Collection entries:
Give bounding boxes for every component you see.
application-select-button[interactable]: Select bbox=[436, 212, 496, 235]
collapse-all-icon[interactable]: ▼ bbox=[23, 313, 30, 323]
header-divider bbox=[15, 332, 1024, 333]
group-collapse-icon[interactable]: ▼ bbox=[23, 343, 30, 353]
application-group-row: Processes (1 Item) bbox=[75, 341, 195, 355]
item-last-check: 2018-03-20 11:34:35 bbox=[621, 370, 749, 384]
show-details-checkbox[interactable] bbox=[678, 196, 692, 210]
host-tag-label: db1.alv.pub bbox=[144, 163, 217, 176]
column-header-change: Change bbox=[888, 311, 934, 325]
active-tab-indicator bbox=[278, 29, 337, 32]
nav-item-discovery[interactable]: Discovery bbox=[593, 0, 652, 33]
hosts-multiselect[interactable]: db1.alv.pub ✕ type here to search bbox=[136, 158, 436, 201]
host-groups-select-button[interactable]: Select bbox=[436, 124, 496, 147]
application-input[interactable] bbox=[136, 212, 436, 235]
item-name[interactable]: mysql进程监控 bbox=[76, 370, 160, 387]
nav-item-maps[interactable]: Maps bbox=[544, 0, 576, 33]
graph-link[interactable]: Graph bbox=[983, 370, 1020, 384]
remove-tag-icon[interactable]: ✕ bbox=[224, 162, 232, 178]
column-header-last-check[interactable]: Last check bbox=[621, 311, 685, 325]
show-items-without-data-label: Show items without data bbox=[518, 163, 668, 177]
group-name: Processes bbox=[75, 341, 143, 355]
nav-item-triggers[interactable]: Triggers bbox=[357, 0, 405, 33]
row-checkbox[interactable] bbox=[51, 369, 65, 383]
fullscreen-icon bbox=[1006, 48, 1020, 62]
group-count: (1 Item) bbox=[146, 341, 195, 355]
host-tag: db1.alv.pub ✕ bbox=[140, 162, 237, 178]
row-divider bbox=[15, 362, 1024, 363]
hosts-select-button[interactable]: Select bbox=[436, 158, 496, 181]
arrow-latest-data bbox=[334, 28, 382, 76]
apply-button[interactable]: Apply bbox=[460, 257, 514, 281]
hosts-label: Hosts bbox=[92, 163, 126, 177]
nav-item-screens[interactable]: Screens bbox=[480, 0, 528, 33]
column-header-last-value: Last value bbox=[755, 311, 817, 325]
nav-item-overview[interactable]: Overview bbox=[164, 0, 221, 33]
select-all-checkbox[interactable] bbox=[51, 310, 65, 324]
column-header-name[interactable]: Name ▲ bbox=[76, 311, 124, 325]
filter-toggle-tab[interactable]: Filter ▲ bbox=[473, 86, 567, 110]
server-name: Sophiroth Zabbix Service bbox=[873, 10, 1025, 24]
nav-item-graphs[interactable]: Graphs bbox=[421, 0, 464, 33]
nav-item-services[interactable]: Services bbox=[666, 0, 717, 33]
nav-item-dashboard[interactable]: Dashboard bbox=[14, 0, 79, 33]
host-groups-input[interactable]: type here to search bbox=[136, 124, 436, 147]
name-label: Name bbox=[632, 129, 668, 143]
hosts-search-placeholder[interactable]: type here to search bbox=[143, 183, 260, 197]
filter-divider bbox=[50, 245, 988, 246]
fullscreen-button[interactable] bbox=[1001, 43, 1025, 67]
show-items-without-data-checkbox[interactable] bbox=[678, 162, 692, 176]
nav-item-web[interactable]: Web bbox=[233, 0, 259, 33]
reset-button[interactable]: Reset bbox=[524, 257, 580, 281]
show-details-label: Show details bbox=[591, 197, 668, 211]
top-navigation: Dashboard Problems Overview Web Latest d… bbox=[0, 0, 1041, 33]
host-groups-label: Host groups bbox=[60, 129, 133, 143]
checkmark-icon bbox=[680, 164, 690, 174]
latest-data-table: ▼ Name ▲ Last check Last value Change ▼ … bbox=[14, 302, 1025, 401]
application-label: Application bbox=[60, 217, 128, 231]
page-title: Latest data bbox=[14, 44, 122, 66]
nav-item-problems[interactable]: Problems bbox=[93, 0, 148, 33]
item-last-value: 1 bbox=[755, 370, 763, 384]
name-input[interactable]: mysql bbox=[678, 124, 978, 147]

* WHAT THIS TASK INVOLVES: Recast the records above as a JSON list of strings, with one string for each line and no blank lines.

* FINAL ANSWER:
[
  "Give bounding boxes for every component you see.",
  "application-select-button[interactable]: Select bbox=[436, 212, 496, 235]",
  "collapse-all-icon[interactable]: ▼ bbox=[23, 313, 30, 323]",
  "header-divider bbox=[15, 332, 1024, 333]",
  "group-collapse-icon[interactable]: ▼ bbox=[23, 343, 30, 353]",
  "application-group-row: Processes (1 Item) bbox=[75, 341, 195, 355]",
  "item-last-check: 2018-03-20 11:34:35 bbox=[621, 370, 749, 384]",
  "show-details-checkbox[interactable] bbox=[678, 196, 692, 210]",
  "host-tag-label: db1.alv.pub bbox=[144, 163, 217, 176]",
  "column-header-change: Change bbox=[888, 311, 934, 325]",
  "active-tab-indicator bbox=[278, 29, 337, 32]",
  "nav-item-discovery[interactable]: Discovery bbox=[593, 0, 652, 33]",
  "hosts-multiselect[interactable]: db1.alv.pub ✕ type here to search bbox=[136, 158, 436, 201]",
  "host-groups-select-button[interactable]: Select bbox=[436, 124, 496, 147]",
  "application-input[interactable] bbox=[136, 212, 436, 235]",
  "item-name[interactable]: mysql进程监控 bbox=[76, 370, 160, 387]",
  "nav-item-maps[interactable]: Maps bbox=[544, 0, 576, 33]",
  "graph-link[interactable]: Graph bbox=[983, 370, 1020, 384]",
  "remove-tag-icon[interactable]: ✕ bbox=[224, 162, 232, 178]",
  "column-header-last-check[interactable]: Last check bbox=[621, 311, 685, 325]",
  "show-items-without-data-label: Show items without data bbox=[518, 163, 668, 177]",
  "group-name: Processes bbox=[75, 341, 143, 355]",
  "nav-item-triggers[interactable]: Triggers bbox=[357, 0, 405, 33]",
  "row-checkbox[interactable] bbox=[51, 369, 65, 383]",
  "fullscreen-icon bbox=[1006, 48, 1020, 62]",
  "group-count: (1 Item) bbox=[146, 341, 195, 355]",
  "host-tag: db1.alv.pub ✕ bbox=[140, 162, 237, 178]",
  "row-divider bbox=[15, 362, 1024, 363]",
  "hosts-select-button[interactable]: Select bbox=[436, 158, 496, 181]",
  "arrow-latest-data bbox=[334, 28, 382, 76]",
  "apply-button[interactable]: Apply bbox=[460, 257, 514, 281]",
  "hosts-label: Hosts bbox=[92, 163, 126, 177]",
  "nav-item-screens[interactable]: Screens bbox=[480, 0, 528, 33]",
  "column-header-last-value: Last value bbox=[755, 311, 817, 325]",
  "nav-item-overview[interactable]: Overview bbox=[164, 0, 221, 33]",
  "select-all-checkbox[interactable] bbox=[51, 310, 65, 324]",
  "column-header-name[interactable]: Name ▲ bbox=[76, 311, 124, 325]",
  "filter-toggle-tab[interactable]: Filter ▲ bbox=[473, 86, 567, 110]",
  "server-name: Sophiroth Zabbix Service bbox=[873, 10, 1025, 24]",
  "nav-item-graphs[interactable]: Graphs bbox=[421, 0, 464, 33]",
  "nav-item-services[interactable]: Services bbox=[666, 0, 717, 33]",
  "nav-item-dashboard[interactable]: Dashboard bbox=[14, 0, 79, 33]",
  "host-groups-input[interactable]: type here to search bbox=[136, 124, 436, 147]",
  "name-label: Name bbox=[632, 129, 668, 143]",
  "hosts-search-placeholder[interactable]: type here to search bbox=[143, 183, 260, 197]",
  "filter-divider bbox=[50, 245, 988, 246]",
  "fullscreen-button[interactable] bbox=[1001, 43, 1025, 67]",
  "show-items-without-data-checkbox[interactable] bbox=[678, 162, 692, 176]",
  "nav-item-web[interactable]: Web bbox=[233, 0, 259, 33]",
  "reset-button[interactable]: Reset bbox=[524, 257, 580, 281]",
  "show-details-label: Show details bbox=[591, 197, 668, 211]",
  "top-navigation: Dashboard Problems Overview Web Latest d… bbox=[0, 0, 1041, 33]",
  "host-groups-label: Host groups bbox=[60, 129, 133, 143]",
  "checkmark-icon bbox=[680, 164, 690, 174]",
  "latest-data-table: ▼ Name ▲ Last check Last value Change ▼ … bbox=[14, 302, 1025, 401]",
  "application-label: Application bbox=[60, 217, 128, 231]",
  "page-title: Latest data bbox=[14, 44, 122, 66]",
  "nav-item-problems[interactable]: Problems bbox=[93, 0, 148, 33]",
  "item-last-value: 1 bbox=[755, 370, 763, 384]",
  "name-input[interactable]: mysql bbox=[678, 124, 978, 147]"
]